-- Start ENTRIES SUPPLIED --

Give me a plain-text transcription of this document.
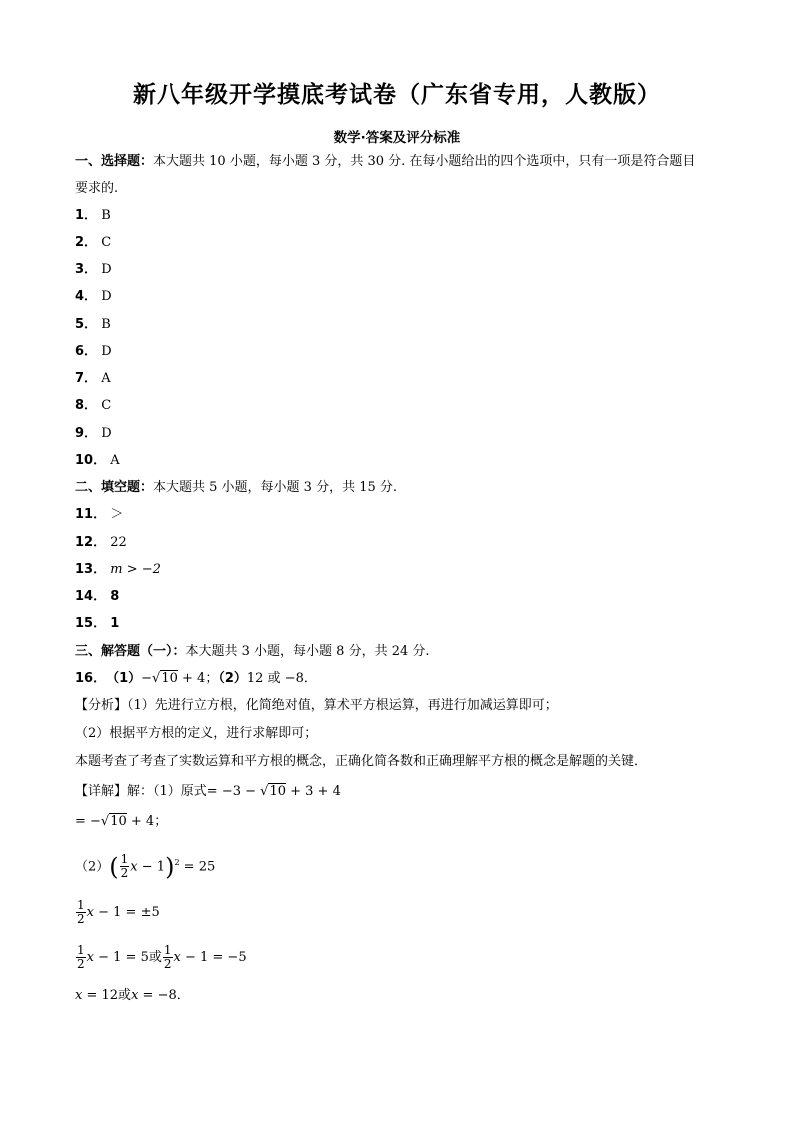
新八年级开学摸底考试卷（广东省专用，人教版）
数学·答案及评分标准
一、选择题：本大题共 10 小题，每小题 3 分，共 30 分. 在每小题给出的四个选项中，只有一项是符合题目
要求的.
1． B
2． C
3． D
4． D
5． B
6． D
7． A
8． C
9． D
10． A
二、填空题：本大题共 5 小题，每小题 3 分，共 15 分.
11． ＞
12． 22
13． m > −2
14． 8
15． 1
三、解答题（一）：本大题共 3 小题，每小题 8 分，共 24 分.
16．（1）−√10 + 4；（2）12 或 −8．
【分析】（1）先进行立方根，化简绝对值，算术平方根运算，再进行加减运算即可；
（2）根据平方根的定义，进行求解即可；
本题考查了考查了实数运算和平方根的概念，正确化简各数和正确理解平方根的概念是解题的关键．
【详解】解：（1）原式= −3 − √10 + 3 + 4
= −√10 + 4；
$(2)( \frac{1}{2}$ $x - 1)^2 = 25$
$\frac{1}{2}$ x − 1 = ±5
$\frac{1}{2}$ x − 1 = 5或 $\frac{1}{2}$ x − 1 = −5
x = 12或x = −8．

-- End ENTRIES SUPPLIED --
-- Start ENTRIES SUPPLIED --

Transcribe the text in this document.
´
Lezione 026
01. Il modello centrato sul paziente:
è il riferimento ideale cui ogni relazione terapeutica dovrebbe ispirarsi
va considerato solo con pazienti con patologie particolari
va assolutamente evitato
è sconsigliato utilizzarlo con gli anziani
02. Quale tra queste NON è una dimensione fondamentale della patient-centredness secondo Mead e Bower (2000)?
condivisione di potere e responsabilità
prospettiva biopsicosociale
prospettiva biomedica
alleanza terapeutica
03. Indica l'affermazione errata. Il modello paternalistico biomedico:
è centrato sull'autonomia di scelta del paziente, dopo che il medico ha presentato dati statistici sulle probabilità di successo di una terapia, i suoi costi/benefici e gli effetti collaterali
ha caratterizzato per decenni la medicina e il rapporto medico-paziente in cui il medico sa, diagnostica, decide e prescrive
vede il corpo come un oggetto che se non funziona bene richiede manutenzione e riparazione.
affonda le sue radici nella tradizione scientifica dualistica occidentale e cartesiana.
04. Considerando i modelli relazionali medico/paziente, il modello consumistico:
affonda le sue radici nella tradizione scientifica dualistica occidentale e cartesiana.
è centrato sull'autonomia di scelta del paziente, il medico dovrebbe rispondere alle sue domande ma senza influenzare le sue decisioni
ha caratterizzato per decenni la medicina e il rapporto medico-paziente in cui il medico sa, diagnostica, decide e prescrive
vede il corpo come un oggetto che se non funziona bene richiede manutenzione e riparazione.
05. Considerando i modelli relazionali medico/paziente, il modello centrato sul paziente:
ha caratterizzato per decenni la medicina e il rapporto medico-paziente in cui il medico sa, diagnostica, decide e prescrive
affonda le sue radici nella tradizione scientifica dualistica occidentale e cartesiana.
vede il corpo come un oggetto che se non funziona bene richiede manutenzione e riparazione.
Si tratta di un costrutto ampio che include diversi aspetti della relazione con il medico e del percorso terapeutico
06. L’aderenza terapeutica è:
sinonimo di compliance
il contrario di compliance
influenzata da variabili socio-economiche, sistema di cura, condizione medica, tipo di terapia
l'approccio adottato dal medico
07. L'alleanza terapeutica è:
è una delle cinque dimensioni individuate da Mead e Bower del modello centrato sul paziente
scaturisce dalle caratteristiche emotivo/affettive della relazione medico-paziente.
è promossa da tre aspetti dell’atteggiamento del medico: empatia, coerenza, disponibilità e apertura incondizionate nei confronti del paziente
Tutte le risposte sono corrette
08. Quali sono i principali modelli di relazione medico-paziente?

-- End ENTRIES SUPPLIED --

YOUR OBJECTIVE
Count the lines in the material above where the string "terapeutica" appears, then state only that count.

EXPECTED ANSWER
4